---- Given information

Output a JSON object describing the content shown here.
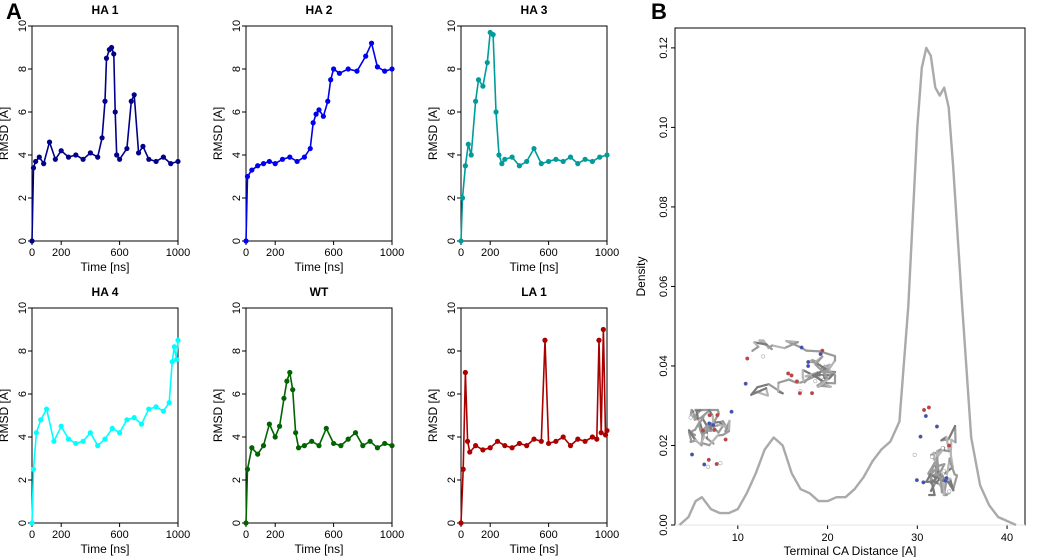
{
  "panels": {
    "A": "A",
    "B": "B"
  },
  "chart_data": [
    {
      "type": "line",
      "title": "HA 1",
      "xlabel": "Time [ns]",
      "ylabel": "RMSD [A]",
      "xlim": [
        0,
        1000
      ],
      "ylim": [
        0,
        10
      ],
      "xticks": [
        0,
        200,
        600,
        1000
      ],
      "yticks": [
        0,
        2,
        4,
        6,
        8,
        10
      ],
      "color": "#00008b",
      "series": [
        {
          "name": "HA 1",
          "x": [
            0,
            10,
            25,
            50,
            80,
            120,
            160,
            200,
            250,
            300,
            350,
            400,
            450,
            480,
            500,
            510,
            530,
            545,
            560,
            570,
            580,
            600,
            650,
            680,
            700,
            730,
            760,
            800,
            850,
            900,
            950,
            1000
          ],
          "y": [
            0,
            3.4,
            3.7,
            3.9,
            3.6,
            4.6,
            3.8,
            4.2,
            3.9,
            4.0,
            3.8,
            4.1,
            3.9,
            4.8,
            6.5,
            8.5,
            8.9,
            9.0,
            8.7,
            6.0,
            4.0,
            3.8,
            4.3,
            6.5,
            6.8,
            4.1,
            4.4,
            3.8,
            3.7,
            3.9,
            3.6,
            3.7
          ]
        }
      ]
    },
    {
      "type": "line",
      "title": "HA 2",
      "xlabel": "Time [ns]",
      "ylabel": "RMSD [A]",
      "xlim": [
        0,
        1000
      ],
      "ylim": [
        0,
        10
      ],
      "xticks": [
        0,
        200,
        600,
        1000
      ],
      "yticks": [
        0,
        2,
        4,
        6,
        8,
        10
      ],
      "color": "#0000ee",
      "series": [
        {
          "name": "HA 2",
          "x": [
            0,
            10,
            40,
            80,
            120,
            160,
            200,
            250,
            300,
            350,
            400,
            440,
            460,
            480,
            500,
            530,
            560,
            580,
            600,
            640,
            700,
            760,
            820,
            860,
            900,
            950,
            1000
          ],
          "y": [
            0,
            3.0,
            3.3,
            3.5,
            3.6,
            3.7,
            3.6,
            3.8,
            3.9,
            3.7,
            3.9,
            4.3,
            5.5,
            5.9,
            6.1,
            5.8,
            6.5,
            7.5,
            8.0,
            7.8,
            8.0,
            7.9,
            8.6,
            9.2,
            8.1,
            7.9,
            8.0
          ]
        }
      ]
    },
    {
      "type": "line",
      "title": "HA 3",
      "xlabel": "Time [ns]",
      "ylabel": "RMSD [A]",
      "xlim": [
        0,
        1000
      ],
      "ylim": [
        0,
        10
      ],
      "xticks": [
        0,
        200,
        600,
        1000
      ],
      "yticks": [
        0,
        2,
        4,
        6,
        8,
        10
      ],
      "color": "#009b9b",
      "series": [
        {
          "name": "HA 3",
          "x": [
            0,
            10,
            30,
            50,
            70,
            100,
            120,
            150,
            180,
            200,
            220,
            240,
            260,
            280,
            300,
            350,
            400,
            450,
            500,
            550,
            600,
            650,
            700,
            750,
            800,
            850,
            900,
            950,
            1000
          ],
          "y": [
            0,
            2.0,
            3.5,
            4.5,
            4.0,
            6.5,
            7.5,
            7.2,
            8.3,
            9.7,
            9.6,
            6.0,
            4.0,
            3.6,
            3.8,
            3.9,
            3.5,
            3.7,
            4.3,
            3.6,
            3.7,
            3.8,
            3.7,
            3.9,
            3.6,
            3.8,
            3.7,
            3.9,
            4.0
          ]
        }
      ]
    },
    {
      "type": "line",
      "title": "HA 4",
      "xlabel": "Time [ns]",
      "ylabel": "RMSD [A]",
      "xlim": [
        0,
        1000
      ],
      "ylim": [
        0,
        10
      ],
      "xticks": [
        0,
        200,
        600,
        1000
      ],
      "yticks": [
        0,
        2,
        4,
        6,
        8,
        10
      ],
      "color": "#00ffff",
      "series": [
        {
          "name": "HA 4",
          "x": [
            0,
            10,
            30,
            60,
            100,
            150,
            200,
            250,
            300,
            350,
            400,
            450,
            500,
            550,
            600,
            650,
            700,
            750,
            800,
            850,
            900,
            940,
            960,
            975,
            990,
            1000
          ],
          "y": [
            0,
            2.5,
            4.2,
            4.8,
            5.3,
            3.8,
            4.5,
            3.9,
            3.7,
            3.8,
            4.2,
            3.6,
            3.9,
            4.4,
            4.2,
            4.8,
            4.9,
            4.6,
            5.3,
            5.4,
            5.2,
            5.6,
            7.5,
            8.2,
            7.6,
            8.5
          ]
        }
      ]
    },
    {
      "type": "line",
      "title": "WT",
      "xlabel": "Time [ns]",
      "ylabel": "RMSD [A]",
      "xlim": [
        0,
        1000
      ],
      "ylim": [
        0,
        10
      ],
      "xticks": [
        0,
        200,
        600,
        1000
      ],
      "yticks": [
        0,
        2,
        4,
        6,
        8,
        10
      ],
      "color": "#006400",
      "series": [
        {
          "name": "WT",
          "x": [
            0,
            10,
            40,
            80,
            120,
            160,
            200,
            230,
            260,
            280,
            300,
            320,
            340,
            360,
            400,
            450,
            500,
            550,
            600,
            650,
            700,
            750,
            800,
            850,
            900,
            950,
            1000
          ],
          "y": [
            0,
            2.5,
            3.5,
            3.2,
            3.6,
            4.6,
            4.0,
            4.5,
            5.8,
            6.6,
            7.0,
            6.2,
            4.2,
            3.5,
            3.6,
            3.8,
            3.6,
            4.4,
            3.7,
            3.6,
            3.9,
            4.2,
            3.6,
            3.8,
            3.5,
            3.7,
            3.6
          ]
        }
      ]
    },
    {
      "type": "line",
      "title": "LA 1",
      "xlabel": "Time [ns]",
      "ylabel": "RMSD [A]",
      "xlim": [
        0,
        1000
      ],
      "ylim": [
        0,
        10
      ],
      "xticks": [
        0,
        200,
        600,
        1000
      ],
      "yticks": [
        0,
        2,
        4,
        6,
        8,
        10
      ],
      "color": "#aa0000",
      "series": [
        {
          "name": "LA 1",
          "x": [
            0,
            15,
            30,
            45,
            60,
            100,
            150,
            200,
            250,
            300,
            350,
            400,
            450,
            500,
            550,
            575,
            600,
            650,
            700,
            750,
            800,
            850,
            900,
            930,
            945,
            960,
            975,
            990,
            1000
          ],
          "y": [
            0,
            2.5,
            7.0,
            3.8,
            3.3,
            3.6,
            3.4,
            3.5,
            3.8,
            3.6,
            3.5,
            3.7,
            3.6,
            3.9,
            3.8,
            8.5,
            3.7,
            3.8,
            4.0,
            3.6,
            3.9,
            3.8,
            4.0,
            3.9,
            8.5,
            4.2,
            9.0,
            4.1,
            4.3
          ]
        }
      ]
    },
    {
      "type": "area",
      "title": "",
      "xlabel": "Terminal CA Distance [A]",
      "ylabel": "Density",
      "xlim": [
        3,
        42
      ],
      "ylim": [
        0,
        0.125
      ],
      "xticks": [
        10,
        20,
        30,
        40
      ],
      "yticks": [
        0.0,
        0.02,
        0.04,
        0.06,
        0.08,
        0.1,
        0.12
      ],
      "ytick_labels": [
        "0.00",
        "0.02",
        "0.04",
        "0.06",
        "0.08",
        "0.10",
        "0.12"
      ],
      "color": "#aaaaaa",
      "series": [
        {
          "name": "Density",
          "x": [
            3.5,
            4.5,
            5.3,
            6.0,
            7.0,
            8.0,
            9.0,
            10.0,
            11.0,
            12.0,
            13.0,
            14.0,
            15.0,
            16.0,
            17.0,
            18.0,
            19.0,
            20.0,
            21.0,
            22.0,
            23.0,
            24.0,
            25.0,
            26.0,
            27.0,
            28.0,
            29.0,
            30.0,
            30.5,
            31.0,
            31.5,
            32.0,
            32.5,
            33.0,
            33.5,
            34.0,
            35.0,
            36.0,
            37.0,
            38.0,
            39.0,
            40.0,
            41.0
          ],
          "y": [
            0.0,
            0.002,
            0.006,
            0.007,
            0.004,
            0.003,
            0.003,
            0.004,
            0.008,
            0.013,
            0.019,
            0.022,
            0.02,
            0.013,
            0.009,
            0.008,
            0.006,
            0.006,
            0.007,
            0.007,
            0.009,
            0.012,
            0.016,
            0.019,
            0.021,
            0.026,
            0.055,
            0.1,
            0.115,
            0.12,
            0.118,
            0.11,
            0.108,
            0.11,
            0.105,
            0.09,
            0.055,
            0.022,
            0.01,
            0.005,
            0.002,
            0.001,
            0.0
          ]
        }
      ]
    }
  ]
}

--------

Gather and copy every line of the data in which the string "title" is found.

      "title": "HA 1",
      "title": "HA 2",
      "title": "HA 3",
      "title": "HA 4",
      "title": "WT",
      "title": "LA 1",
      "title": "",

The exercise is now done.